Stored data →
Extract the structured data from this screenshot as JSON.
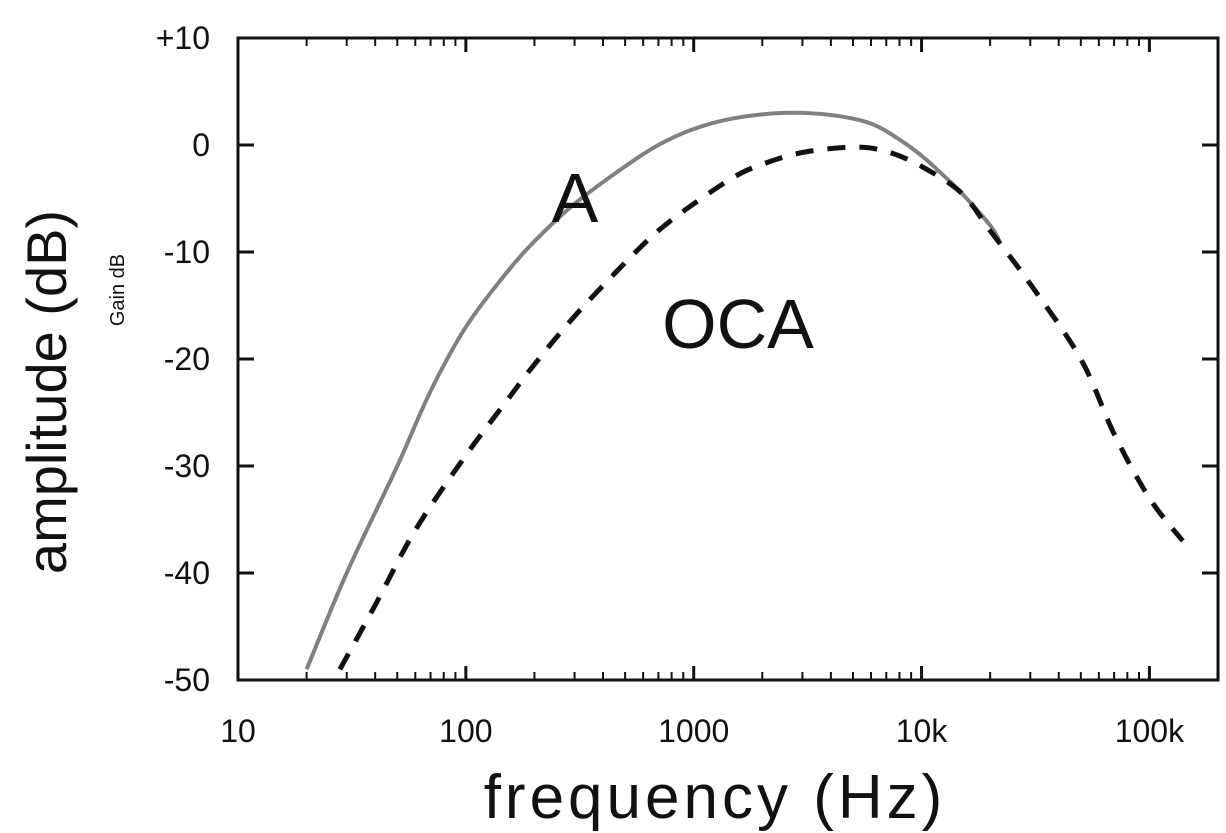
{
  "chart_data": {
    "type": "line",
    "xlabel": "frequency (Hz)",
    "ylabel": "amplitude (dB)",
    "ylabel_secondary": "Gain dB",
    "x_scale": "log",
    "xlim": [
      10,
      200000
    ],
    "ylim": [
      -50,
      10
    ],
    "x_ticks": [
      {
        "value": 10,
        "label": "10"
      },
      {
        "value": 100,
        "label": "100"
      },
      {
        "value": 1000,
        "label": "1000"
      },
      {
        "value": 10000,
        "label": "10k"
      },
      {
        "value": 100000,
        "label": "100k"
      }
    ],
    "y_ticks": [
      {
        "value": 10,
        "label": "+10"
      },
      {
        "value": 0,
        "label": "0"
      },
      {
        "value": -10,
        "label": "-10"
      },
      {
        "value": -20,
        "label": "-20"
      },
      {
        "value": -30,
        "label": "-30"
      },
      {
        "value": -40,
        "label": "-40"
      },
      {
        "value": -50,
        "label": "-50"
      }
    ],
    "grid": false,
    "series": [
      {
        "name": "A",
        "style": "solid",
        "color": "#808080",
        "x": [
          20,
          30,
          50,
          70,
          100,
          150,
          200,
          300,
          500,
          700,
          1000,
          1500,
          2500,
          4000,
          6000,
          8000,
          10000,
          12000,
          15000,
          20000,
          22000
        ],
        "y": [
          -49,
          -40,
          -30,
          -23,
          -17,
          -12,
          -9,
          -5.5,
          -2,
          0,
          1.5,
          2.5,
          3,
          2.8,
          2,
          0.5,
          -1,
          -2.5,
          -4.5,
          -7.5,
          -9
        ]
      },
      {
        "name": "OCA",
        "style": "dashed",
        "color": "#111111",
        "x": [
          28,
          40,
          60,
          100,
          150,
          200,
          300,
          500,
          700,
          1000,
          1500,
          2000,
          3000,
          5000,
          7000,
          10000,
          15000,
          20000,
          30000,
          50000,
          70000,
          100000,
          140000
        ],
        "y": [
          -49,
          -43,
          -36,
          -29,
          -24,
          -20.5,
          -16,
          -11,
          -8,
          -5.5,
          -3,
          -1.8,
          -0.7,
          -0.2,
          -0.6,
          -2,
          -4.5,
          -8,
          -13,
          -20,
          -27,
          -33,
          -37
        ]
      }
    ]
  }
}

Task instructions →
Using the listing above, pull out all lines that hold the word "value".

The output →
        "value": 10,
        "value": 100,
        "value": 1000,
        "value": 10000,
        "value": 100000,
        "value": 10,
        "value": 0,
        "value": -10,
        "value": -20,
        "value": -30,
        "value": -40,
        "value": -50,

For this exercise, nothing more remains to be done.